__ENTRIES__:

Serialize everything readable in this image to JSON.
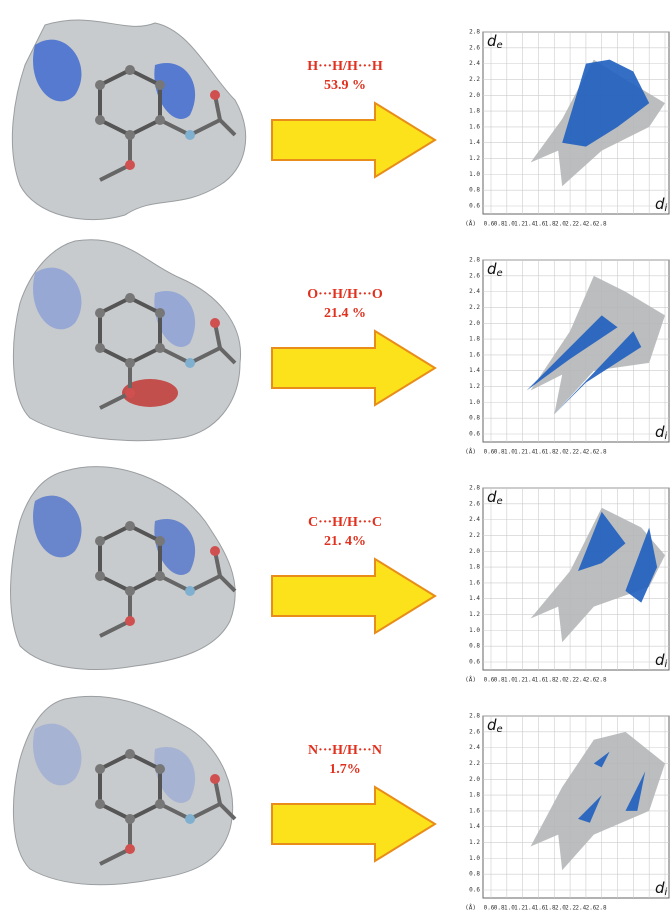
{
  "figure": {
    "panels": [
      {
        "contact": "H···H/H···H",
        "percent": "53.9 %"
      },
      {
        "contact": "O···H/H···O",
        "percent": "21.4 %"
      },
      {
        "contact": "C···H/H···C",
        "percent": "21. 4%"
      },
      {
        "contact": "N···H/H···N",
        "percent": "1.7%"
      }
    ],
    "plot": {
      "de_symbol": "d",
      "de_sub": "e",
      "di_symbol": "d",
      "di_sub": "i",
      "unit": "(Å)",
      "yticks": [
        "0.6",
        "0.8",
        "1.0",
        "1.2",
        "1.4",
        "1.6",
        "1.8",
        "2.0",
        "2.2",
        "2.4",
        "2.6",
        "2.8"
      ],
      "xticks": [
        "0.6",
        "0.8",
        "1.0",
        "1.2",
        "1.4",
        "1.6",
        "1.8",
        "2.0",
        "2.2",
        "2.4",
        "2.6",
        "2.8"
      ]
    }
  }
}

__WORK TO BE COMPLETED__:
Gather from the entries above all lines that include the string "contact".

__THE REPLY__:
        "contact": "H···H/H···H",
        "contact": "O···H/H···O",
        "contact": "C···H/H···C",
        "contact": "N···H/H···N",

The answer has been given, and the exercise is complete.